## Start Task material

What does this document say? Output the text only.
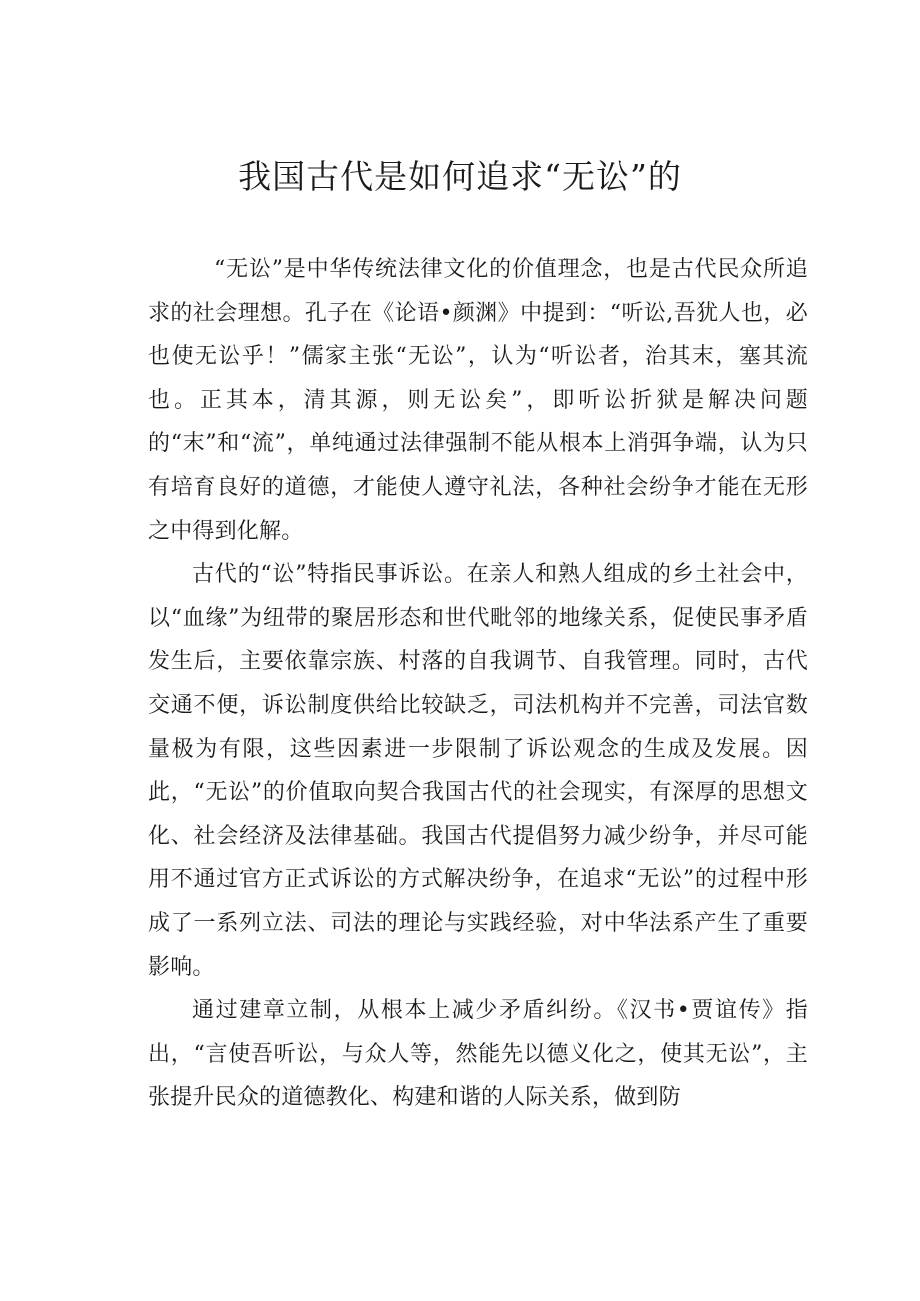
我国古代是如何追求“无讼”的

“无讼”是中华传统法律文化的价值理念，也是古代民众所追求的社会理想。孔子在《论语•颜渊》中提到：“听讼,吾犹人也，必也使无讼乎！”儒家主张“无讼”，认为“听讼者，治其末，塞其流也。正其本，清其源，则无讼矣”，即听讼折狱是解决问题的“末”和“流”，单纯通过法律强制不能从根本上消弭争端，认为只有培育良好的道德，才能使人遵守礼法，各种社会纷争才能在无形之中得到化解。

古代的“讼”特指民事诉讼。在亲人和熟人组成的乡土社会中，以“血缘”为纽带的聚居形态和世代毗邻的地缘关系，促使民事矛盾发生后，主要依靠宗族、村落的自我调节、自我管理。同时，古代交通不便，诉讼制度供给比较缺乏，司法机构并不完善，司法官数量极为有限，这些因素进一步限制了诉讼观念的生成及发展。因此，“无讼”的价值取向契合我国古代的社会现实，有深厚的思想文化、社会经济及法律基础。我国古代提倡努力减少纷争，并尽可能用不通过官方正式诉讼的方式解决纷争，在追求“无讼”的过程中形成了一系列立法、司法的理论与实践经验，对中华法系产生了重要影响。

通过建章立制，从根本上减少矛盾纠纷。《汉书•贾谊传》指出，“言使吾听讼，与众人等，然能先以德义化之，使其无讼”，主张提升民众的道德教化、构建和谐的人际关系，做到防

## End Task material
## Start Task material

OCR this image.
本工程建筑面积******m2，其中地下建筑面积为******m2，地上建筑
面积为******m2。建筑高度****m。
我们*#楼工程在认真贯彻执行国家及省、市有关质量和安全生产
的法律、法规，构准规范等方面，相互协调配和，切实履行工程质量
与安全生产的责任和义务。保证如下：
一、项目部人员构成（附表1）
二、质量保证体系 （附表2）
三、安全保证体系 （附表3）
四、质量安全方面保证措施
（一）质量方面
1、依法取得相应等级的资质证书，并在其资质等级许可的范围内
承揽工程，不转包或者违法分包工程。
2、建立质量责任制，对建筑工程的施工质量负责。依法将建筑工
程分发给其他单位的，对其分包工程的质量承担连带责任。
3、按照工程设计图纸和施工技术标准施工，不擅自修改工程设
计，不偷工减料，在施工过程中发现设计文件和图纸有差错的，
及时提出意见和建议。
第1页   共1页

## End Task material

Requirements
Pick out and copy the lines of the entries that hold the string "this".

Finished answer
What does this document say? Output the text only.
OCR this image.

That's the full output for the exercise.